** START RECORDED DATA **

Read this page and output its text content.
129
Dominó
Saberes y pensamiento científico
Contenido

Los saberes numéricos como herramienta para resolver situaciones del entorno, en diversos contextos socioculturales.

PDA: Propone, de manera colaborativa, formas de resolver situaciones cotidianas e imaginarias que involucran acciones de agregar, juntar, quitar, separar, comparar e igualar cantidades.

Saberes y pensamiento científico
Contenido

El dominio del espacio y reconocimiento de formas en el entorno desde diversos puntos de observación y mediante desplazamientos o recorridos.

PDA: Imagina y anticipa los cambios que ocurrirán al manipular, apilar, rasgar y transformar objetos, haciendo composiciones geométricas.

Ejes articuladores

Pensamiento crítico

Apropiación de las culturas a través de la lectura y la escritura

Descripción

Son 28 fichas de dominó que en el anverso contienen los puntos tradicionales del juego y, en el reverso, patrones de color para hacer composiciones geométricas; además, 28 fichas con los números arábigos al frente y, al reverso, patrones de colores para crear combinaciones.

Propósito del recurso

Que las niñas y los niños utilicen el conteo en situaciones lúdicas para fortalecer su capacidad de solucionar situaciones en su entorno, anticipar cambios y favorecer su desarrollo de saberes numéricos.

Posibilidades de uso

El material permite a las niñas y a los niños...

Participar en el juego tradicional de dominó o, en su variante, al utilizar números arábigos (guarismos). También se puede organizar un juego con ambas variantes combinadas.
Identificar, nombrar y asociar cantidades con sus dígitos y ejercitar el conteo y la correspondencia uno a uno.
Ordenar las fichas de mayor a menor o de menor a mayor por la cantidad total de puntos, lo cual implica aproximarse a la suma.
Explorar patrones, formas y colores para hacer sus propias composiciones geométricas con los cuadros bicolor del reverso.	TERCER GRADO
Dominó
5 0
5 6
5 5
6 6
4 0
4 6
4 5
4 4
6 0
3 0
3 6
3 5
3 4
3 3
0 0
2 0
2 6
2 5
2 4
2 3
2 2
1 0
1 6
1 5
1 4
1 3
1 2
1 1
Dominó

** END RECORDED DATA **

§ **EXERCISE**: Which lines above contain the word "conteo"? Copy each of them.

§ **TASK OUTPUT**:
Que las niñas y los niños utilicen el conteo en situaciones lúdicas para fortalecer su capacidad de solucionar situaciones en su entorno, anticipar cambios y favorecer su desarrollo de saberes numéricos.
Identificar, nombrar y asociar cantidades con sus dígitos y ejercitar el conteo y la correspondencia uno a uno.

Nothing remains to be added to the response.